** START OF Exercise inputs **

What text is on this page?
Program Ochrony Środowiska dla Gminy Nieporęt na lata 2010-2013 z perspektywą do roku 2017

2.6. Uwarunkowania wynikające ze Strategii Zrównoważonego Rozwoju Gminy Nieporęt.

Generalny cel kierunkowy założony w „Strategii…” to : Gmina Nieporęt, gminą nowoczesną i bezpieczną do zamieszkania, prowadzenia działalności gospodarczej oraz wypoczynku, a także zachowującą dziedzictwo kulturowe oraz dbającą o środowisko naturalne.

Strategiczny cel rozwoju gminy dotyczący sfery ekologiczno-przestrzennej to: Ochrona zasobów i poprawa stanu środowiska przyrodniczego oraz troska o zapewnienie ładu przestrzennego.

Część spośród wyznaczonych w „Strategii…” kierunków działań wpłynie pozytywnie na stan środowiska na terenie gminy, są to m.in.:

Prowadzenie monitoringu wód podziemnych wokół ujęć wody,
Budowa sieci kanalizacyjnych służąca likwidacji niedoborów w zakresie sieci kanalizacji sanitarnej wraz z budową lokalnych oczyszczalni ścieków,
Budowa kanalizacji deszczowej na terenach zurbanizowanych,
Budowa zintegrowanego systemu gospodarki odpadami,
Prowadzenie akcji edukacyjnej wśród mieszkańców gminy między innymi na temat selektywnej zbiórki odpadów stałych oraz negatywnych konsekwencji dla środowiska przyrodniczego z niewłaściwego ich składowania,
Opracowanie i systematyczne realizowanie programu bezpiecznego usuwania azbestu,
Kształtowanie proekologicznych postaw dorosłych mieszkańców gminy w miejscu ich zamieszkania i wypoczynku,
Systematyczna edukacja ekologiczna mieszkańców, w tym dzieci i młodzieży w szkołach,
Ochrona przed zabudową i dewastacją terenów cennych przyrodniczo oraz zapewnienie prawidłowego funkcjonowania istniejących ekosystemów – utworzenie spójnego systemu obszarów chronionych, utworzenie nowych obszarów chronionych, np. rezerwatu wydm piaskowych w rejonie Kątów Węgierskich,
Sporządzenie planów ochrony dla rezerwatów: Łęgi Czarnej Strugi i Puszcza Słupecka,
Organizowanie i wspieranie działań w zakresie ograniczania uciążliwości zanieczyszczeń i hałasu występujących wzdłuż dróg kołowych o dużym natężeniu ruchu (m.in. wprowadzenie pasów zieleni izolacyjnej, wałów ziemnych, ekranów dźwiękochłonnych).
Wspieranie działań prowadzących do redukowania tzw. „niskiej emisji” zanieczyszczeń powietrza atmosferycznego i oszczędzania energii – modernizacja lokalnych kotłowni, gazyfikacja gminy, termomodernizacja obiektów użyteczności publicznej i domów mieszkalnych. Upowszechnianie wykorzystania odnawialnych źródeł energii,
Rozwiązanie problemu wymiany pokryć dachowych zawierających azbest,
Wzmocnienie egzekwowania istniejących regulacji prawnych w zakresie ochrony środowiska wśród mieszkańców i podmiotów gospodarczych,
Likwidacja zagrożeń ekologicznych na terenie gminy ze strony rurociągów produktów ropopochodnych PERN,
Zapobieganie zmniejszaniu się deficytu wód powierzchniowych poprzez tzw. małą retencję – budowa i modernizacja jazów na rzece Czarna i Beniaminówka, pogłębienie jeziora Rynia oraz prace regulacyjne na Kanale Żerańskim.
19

** END OF Exercise inputs **
** START OF Exercise inputs **

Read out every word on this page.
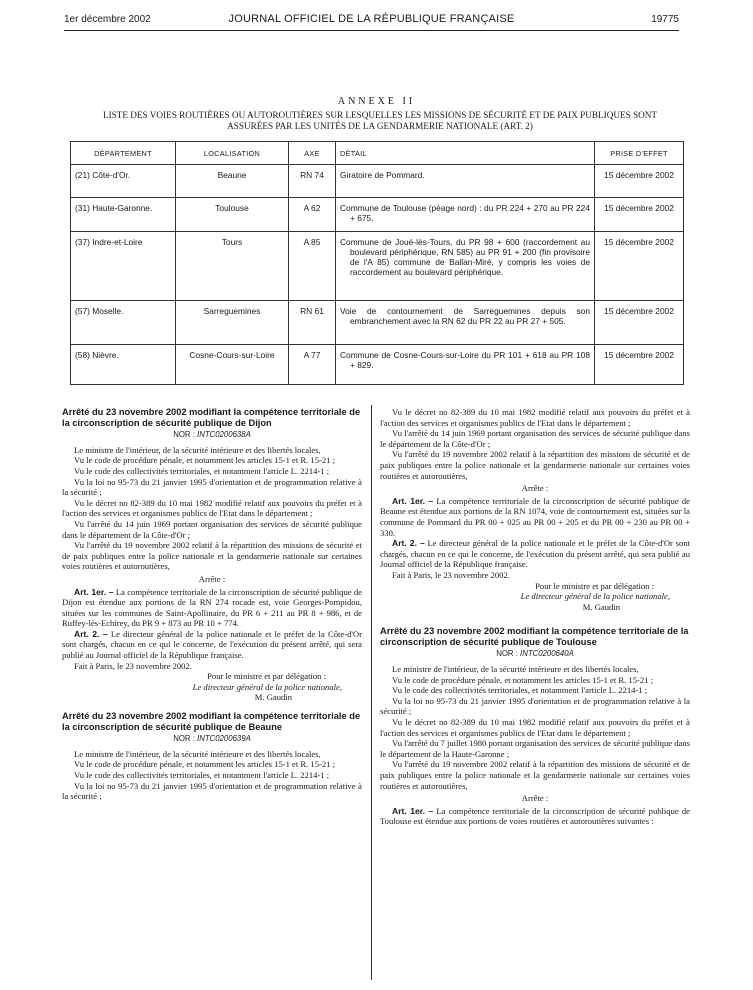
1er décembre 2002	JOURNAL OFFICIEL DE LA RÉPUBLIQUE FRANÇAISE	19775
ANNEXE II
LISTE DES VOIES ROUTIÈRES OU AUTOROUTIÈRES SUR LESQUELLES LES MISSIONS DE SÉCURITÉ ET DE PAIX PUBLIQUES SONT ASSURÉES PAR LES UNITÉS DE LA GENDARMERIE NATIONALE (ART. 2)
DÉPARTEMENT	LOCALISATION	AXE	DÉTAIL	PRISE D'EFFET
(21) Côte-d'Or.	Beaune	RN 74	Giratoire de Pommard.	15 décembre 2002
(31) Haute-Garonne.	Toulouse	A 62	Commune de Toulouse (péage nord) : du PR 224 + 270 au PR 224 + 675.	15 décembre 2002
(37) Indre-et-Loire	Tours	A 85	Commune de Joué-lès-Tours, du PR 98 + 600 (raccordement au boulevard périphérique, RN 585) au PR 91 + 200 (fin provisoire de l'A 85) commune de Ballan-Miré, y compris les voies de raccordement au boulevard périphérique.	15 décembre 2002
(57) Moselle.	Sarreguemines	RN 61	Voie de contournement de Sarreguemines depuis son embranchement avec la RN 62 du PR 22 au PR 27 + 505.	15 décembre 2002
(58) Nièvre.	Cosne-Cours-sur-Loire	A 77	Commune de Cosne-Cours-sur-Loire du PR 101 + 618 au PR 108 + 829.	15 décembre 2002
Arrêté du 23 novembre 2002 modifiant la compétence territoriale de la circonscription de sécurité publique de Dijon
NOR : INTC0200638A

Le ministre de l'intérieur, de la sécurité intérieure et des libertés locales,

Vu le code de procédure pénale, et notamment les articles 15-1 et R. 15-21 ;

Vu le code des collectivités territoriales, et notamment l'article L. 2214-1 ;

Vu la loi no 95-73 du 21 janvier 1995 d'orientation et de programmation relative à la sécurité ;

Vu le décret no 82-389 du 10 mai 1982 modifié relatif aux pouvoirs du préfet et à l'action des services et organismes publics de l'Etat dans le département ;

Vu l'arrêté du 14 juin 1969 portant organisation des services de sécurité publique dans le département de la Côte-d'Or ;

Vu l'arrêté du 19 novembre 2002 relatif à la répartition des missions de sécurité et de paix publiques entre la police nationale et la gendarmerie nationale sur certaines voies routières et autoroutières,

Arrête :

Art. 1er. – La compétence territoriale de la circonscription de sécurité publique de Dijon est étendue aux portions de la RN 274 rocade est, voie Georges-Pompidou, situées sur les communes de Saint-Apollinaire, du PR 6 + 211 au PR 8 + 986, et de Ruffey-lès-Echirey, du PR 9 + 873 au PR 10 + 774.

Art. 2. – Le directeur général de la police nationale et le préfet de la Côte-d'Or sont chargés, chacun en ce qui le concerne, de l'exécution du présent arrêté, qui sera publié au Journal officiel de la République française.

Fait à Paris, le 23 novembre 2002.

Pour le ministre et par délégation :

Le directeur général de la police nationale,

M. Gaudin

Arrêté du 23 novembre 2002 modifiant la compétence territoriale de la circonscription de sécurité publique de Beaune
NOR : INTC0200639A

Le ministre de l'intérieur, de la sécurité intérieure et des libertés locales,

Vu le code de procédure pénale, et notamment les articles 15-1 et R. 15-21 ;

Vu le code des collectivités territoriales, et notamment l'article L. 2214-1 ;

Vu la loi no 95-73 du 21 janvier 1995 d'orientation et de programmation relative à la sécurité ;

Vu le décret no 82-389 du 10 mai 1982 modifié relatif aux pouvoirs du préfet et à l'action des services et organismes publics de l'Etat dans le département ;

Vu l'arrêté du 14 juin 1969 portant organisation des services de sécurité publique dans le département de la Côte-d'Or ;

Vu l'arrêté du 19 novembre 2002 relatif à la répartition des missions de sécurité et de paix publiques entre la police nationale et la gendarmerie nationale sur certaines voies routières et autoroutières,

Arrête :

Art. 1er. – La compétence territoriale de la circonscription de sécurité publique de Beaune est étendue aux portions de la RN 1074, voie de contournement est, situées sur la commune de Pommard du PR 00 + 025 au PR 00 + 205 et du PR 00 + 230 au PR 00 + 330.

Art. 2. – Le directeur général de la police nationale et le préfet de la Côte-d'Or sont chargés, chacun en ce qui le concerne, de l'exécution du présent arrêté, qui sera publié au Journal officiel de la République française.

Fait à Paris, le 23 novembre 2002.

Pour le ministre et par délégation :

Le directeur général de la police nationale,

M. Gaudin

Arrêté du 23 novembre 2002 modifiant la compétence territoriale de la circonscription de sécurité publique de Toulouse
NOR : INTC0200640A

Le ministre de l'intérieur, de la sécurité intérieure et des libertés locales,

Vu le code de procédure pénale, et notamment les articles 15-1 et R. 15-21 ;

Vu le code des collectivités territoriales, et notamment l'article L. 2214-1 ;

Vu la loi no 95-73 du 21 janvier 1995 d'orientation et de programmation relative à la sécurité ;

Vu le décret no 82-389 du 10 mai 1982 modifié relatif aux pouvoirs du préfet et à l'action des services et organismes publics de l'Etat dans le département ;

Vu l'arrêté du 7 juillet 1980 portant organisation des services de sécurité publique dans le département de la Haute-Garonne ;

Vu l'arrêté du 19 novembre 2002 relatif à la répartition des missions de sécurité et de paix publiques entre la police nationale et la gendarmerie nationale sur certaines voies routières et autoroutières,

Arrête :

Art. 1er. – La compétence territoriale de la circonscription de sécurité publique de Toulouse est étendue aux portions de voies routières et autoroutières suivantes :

** END OF Exercise inputs **

Find the word "Loire" in the entries above and gather every line that holds it.

» **Output for this task**
(37) Indre-et-Loire	Tours	A 85	Commune de Joué-lès-Tours, du PR 98 + 600 (raccordement au boulevard périphérique, RN 585) au PR 91 + 200 (fin provisoire de l'A 85) commune de Ballan-Miré, y compris les voies de raccordement au boulevard périphérique.	15 décembre 2002
(58) Nièvre.	Cosne-Cours-sur-Loire	A 77	Commune de Cosne-Cours-sur-Loire du PR 101 + 618 au PR 108 + 829.	15 décembre 2002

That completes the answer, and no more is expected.